- **AIM OF THE EXERCISE**
Exclude the pictures and return every line exactly as written.
- - - - -
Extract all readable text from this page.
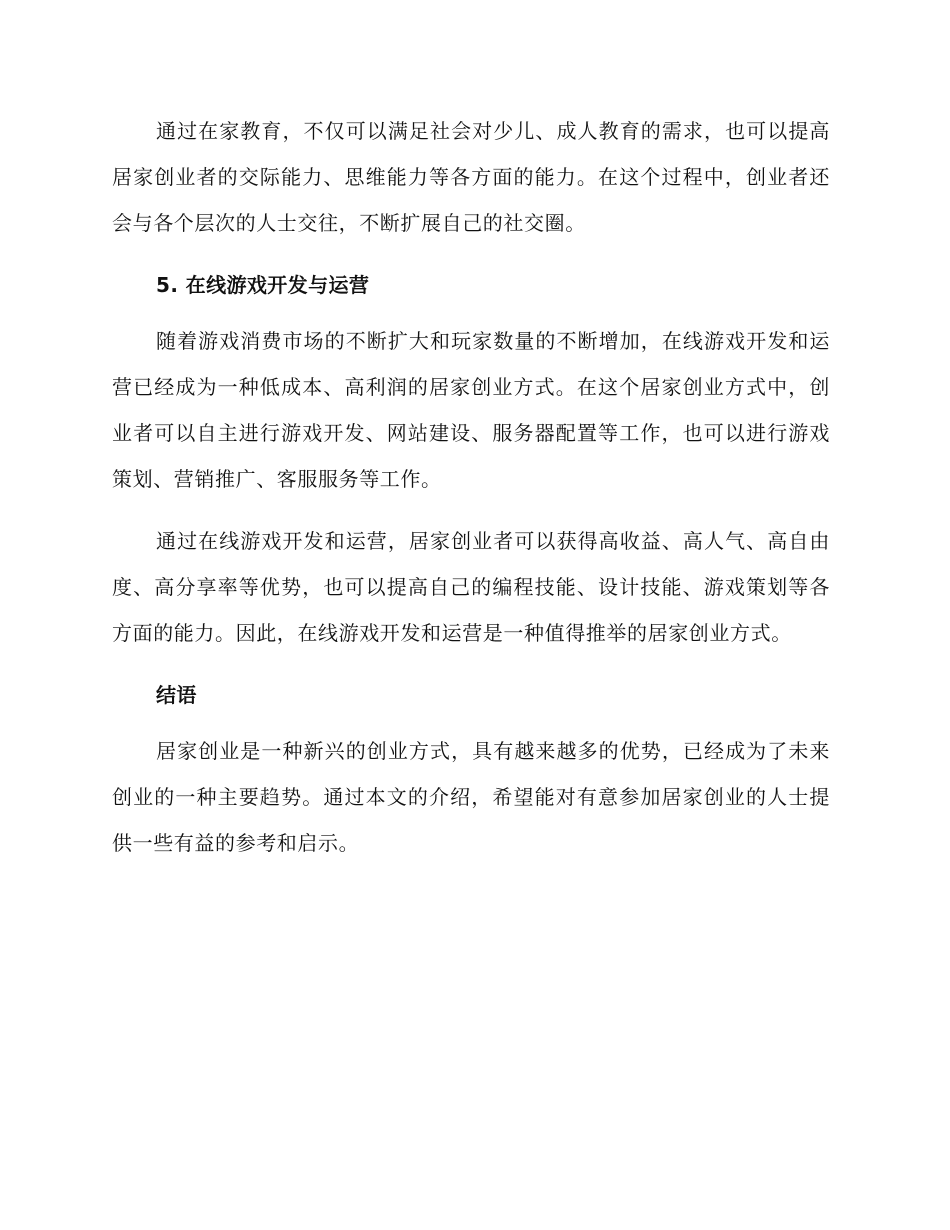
通过在家教育，不仅可以满足社会对少儿、成人教育的需求，也可以提高居家创业者的交际能力、思维能力等各方面的能力。在这个过程中，创业者还会与各个层次的人士交往，不断扩展自己的社交圈。

5. 在线游戏开发与运营

随着游戏消费市场的不断扩大和玩家数量的不断增加，在线游戏开发和运营已经成为一种低成本、高利润的居家创业方式。在这个居家创业方式中，创业者可以自主进行游戏开发、网站建设、服务器配置等工作，也可以进行游戏策划、营销推广、客服服务等工作。

通过在线游戏开发和运营，居家创业者可以获得高收益、高人气、高自由度、高分享率等优势，也可以提高自己的编程技能、设计技能、游戏策划等各方面的能力。因此，在线游戏开发和运营是一种值得推举的居家创业方式。

结语

居家创业是一种新兴的创业方式，具有越来越多的优势，已经成为了未来创业的一种主要趋势。通过本文的介绍，希望能对有意参加居家创业的人士提供一些有益的参考和启示。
- - - - -
- **WRITTEN REPLY**
Extract all readable text from this page.
通过在家教育，不仅可以满足社会对少儿、成人教育的需求，也可以提高居家创业者的交际能力、思维能力等各方面的能力。在这个过程中，创业者还会与各个层次的人士交往，不断扩展自己的社交圈。

5. 在线游戏开发与运营

随着游戏消费市场的不断扩大和玩家数量的不断增加，在线游戏开发和运营已经成为一种低成本、高利润的居家创业方式。在这个居家创业方式中，创业者可以自主进行游戏开发、网站建设、服务器配置等工作，也可以进行游戏策划、营销推广、客服服务等工作。

通过在线游戏开发和运营，居家创业者可以获得高收益、高人气、高自由度、高分享率等优势，也可以提高自己的编程技能、设计技能、游戏策划等各方面的能力。因此，在线游戏开发和运营是一种值得推举的居家创业方式。

结语

居家创业是一种新兴的创业方式，具有越来越多的优势，已经成为了未来创业的一种主要趋势。通过本文的介绍，希望能对有意参加居家创业的人士提供一些有益的参考和启示。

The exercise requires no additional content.